Continue the text about the harassment allegations at Verso Books from the point where it stops, leaving the rows aside.

SELECTED EXTRACT:
+++++
Bosses At Leading Leftist Book Publisher Allegedly Sexually Harass Their Workers and Protect Rapists

A former employee is exposing one of the largest leftist book publishers in the world, Verso Books, as a dangerous work environment that systematically protects credibly accused rapists and sexual harassers while ignoring their accusers.

Verso was founded in 1970 to specialize in promoting books inspired by the Frankfurt School, an influential line of leftist ideology that de-emphasizes working class interests and prioritizes racial, gender and sexual identitarianism instead. 

The publisher is known for releasing some of the most extreme "feminist" books ever written, including Sophie Lewis' Full Surrogacy Now: Feminism Against Family, which calls for policies that would forcibly abolish the concept of motherhood. It has two global headquarters, one in London and another in Brooklyn, the latter which is outfitted with a bar and dance floor used for parties where Marxist intellectuals, wealthy New Yorkers, local "Antifa" organizers and liberal journalists socialize together.
+++++
INFORMATION GIVEN:

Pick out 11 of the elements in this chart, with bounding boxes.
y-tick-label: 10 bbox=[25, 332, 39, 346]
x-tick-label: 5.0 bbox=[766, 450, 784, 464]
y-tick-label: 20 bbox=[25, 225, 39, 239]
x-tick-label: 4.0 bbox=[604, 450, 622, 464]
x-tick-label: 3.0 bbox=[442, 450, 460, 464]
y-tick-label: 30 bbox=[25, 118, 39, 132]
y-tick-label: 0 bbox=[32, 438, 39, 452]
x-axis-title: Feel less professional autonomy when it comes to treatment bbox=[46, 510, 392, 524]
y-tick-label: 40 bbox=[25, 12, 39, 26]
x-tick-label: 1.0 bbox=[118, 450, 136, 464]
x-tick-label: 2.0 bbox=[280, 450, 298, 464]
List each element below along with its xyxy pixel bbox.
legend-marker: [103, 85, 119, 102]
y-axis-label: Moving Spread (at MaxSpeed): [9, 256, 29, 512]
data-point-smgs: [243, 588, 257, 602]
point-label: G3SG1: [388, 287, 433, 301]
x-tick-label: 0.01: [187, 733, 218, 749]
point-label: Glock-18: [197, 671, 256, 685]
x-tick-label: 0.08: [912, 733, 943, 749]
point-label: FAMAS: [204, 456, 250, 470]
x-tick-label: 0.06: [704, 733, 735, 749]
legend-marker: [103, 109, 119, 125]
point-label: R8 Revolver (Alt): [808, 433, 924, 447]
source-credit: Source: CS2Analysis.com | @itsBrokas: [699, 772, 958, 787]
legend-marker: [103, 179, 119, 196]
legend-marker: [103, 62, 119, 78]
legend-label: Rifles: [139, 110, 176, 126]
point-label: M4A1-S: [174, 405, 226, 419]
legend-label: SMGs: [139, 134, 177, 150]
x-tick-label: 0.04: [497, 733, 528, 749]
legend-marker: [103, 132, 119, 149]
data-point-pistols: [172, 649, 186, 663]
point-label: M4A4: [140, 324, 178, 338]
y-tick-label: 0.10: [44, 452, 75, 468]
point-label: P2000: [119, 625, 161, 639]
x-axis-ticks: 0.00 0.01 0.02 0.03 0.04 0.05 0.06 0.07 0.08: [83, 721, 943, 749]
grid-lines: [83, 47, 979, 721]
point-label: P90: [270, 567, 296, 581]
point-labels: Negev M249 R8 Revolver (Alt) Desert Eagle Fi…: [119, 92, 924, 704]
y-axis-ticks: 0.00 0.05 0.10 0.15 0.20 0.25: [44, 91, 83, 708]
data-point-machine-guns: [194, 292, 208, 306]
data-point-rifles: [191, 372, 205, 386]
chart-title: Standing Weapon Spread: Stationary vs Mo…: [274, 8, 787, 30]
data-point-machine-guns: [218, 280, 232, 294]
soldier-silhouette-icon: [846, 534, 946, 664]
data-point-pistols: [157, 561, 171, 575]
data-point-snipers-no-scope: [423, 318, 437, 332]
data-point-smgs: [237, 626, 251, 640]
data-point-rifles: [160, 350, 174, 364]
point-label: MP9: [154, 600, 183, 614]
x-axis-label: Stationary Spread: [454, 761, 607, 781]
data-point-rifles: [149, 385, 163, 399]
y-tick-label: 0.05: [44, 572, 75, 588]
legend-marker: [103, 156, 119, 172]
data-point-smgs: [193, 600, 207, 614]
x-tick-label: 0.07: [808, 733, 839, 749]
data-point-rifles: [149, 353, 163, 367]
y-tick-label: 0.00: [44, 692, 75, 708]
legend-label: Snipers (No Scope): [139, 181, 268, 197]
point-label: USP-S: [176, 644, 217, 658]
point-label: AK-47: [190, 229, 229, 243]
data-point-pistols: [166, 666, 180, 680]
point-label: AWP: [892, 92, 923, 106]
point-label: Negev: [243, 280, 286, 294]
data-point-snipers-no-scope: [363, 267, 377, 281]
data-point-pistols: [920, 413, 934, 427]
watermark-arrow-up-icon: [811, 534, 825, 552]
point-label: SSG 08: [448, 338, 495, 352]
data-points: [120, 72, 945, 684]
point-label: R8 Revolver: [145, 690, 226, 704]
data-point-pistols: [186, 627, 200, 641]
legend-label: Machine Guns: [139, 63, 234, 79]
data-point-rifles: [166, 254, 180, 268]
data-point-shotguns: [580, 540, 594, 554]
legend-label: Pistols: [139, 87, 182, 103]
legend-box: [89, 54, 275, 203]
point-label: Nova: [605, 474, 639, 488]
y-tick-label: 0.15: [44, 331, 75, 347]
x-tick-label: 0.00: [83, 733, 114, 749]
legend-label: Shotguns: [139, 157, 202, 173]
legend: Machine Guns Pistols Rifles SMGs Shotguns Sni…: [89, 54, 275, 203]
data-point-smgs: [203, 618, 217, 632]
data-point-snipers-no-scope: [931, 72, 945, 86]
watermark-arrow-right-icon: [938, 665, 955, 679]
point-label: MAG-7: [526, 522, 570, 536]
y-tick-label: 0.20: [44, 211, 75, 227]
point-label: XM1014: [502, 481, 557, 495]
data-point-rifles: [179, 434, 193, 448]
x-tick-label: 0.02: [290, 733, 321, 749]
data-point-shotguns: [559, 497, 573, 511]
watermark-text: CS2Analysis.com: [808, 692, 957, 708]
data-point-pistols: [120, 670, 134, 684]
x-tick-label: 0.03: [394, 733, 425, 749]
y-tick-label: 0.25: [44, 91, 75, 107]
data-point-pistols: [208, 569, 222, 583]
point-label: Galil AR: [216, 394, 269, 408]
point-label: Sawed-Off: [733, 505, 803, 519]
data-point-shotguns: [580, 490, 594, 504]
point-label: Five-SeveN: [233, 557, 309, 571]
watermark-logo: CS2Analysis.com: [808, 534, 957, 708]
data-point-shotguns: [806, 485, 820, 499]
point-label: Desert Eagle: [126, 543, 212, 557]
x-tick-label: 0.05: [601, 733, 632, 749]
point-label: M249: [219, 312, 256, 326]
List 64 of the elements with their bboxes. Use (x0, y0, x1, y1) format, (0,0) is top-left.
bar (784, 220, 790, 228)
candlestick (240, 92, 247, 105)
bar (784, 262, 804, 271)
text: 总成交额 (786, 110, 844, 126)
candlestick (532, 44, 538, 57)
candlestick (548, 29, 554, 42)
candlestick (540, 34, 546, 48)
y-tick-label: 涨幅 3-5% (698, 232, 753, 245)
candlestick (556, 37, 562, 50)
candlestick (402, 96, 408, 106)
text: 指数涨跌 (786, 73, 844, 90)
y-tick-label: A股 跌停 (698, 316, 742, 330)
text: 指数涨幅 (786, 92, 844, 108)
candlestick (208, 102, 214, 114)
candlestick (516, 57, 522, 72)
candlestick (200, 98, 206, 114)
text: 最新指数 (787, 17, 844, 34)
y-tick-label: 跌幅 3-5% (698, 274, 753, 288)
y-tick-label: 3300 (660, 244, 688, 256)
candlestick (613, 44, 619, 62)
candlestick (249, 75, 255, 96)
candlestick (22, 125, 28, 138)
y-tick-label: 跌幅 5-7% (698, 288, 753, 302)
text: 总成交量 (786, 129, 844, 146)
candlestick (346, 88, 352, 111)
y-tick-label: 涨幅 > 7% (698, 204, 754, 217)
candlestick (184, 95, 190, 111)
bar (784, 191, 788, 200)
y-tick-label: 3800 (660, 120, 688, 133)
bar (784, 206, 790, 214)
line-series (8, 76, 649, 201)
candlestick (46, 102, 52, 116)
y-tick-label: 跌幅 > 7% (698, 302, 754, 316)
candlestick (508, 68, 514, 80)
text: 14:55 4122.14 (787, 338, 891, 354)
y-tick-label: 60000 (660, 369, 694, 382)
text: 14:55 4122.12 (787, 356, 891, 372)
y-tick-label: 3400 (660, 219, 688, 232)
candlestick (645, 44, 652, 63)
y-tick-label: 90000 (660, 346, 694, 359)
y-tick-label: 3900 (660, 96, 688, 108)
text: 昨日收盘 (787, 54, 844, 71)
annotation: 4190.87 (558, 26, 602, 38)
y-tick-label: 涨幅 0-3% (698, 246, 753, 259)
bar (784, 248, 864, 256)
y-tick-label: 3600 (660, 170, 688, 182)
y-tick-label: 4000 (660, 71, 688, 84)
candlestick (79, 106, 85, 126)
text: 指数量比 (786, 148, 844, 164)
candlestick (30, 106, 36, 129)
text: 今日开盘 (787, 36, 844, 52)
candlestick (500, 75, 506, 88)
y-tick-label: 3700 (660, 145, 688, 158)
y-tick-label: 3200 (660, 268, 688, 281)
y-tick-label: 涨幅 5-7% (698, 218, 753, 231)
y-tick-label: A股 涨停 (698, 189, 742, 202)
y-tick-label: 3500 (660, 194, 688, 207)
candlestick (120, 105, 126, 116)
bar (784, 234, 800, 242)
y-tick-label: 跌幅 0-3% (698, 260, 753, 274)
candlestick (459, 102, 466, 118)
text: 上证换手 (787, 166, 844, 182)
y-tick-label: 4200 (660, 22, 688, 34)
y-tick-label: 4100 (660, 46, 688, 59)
+++++
TASK OUTPUT:
But not all is as it seems for the company that aggressively signals support for the "MeToo" movement

Late last month, former Verso publicist Emily Janakiram blew the whistle on the toxic conditions created at the office by its boss, Jacob Stevens, along with the corporation's board of directors. 

In September 2018, Janakiram attended a company event with Stevens. They were alone drinking at the bar when he allegedly began telling her that she needed to find a way to "stand out." He is accused of following the strange comment with a remark claiming that he hired her because he wanted a physically attractive woman at his office. 

Due to his position of authority over her, Janakiram says she tried to ignore the comment. When she decided she wanted to leave, she grew concerned when her boss was insisting on sharing a cab home. 

Such an exchange would quickly get a shift supervisor at McDonald's fired, but in Janakiram's case, Stevens was sheltered by Verso's loose work place behavior standards. Verso's HR coordinator appears to be Stevens' personal friend Duncan Ranslem, for example. Janakiram became the first woman in the company's history to file a sexual harassment complaint.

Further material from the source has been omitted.